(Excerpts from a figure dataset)
——
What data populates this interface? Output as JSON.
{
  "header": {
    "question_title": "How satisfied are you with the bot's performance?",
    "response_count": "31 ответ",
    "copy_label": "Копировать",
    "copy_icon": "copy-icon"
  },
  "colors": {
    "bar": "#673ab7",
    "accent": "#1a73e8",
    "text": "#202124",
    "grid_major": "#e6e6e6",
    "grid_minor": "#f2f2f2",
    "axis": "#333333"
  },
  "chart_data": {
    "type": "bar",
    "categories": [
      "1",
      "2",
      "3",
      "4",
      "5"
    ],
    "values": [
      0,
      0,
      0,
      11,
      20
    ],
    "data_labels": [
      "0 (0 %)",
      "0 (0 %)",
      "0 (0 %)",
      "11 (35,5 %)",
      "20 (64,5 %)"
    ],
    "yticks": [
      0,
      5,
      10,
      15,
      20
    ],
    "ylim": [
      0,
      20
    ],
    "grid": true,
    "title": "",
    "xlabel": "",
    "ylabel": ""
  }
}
——
Extract all the material, leaving every line as it is.

Solution to this task.
What data populates this interface? Output as JSON.
{
  "header": {
    "question_title": "How satisfied are you with the bot's performance?",
    "response_count": "31 ответ",
    "copy_label": "Копировать",
    "copy_icon": "copy-icon"
  },
  "colors": {
    "bar": "#673ab7",
    "accent": "#1a73e8",
    "text": "#202124",
    "grid_major": "#e6e6e6",
    "grid_minor": "#f2f2f2",
    "axis": "#333333"
  },
  "chart_data": {
    "type": "bar",
    "categories": [
      "1",
      "2",
      "3",
      "4",
      "5"
    ],
    "values": [
      0,
      0,
      0,
      11,
      20
    ],
    "data_labels": [
      "0 (0 %)",
      "0 (0 %)",
      "0 (0 %)",
      "11 (35,5 %)",
      "20 (64,5 %)"
    ],
    "yticks": [
      0,
      5,
      10,
      15,
      20
    ],
    "ylim": [
      0,
      20
    ],
    "grid": true,
    "title": "",
    "xlabel": "",
    "ylabel": ""
  }
}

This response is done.